Dataset entries on figures:
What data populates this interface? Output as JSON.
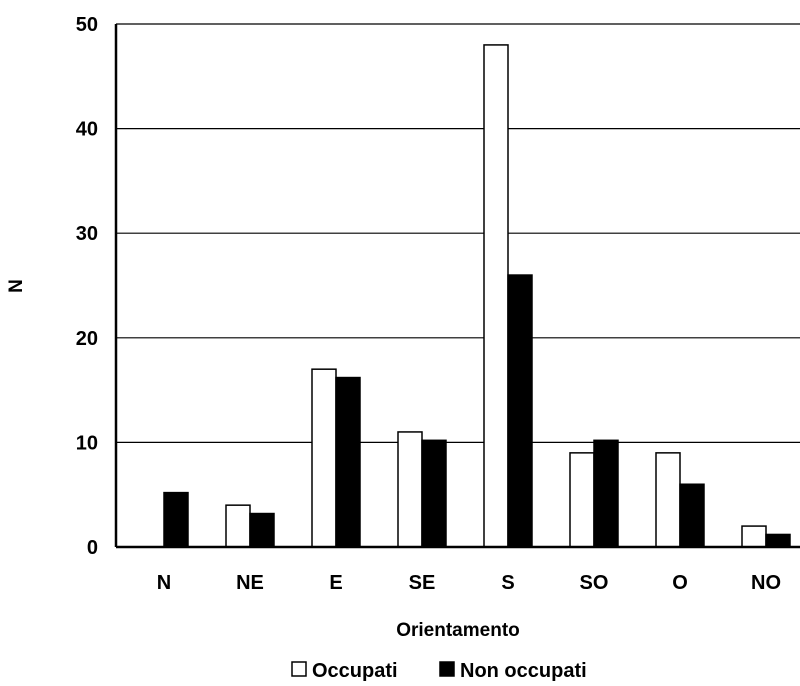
{
  "chart_data": {
    "type": "bar",
    "xlabel": "Orientamento",
    "ylabel": "N",
    "ylim": [
      0,
      50
    ],
    "yticks": [
      0,
      10,
      20,
      30,
      40,
      50
    ],
    "grid": true,
    "legend_position": "bottom",
    "categories": [
      "N",
      "NE",
      "E",
      "SE",
      "S",
      "SO",
      "O",
      "NO"
    ],
    "series": [
      {
        "name": "Occupati",
        "color": "#ffffff",
        "values": [
          0,
          4,
          17,
          11,
          48,
          9,
          9,
          2
        ]
      },
      {
        "name": "Non occupati",
        "color": "#000000",
        "values": [
          5.2,
          3.2,
          16.2,
          10.2,
          26,
          10.2,
          6,
          1.2
        ]
      }
    ]
  }
}
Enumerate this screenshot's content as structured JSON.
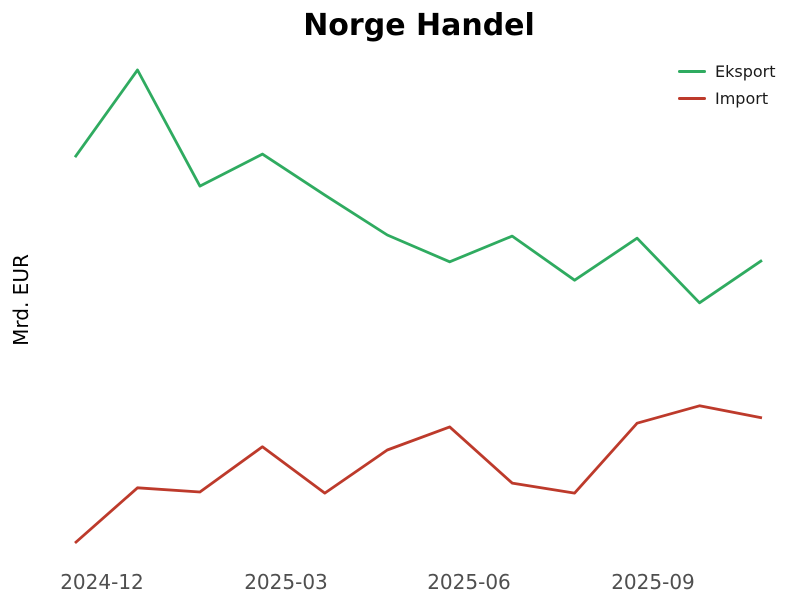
{
  "chart_data": {
    "type": "line",
    "title": "Norge Handel",
    "ylabel": "Mrd. EUR",
    "xlabel": "",
    "x": [
      "2024-11",
      "2024-12",
      "2025-01",
      "2025-02",
      "2025-03",
      "2025-04",
      "2025-05",
      "2025-06",
      "2025-07",
      "2025-08",
      "2025-09",
      "2025-10"
    ],
    "xticks": [
      "2024-12",
      "2025-03",
      "2025-06",
      "2025-09"
    ],
    "series": [
      {
        "name": "Eksport",
        "color": "#2fab60",
        "values": [
          14.34,
          16.0,
          13.79,
          14.4,
          13.62,
          12.86,
          12.35,
          12.84,
          12.0,
          12.8,
          11.57,
          12.38
        ]
      },
      {
        "name": "Import",
        "color": "#bd3a2b",
        "values": [
          7.0,
          8.05,
          7.97,
          8.83,
          7.95,
          8.77,
          9.21,
          8.14,
          7.95,
          9.28,
          9.61,
          9.38
        ]
      }
    ],
    "ylim": [
      7,
      16
    ],
    "grid": false,
    "legend_position": "upper right"
  }
}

Exercise goal: Extract, character for character, every line from the one that holds "Enumerate this screenshot's" through the end of the entries above. Include both boundary lines and no pictures.

Correct answer:
Enumerate this screenshot's content as structured JSON.
{
  "chart_data": {
    "type": "line",
    "title": "Norge Handel",
    "ylabel": "Mrd. EUR",
    "xlabel": "",
    "x": [
      "2024-11",
      "2024-12",
      "2025-01",
      "2025-02",
      "2025-03",
      "2025-04",
      "2025-05",
      "2025-06",
      "2025-07",
      "2025-08",
      "2025-09",
      "2025-10"
    ],
    "xticks": [
      "2024-12",
      "2025-03",
      "2025-06",
      "2025-09"
    ],
    "series": [
      {
        "name": "Eksport",
        "color": "#2fab60",
        "values": [
          14.34,
          16.0,
          13.79,
          14.4,
          13.62,
          12.86,
          12.35,
          12.84,
          12.0,
          12.8,
          11.57,
          12.38
        ]
      },
      {
        "name": "Import",
        "color": "#bd3a2b",
        "values": [
          7.0,
          8.05,
          7.97,
          8.83,
          7.95,
          8.77,
          9.21,
          8.14,
          7.95,
          9.28,
          9.61,
          9.38
        ]
      }
    ],
    "ylim": [
      7,
      16
    ],
    "grid": false,
    "legend_position": "upper right"
  }
}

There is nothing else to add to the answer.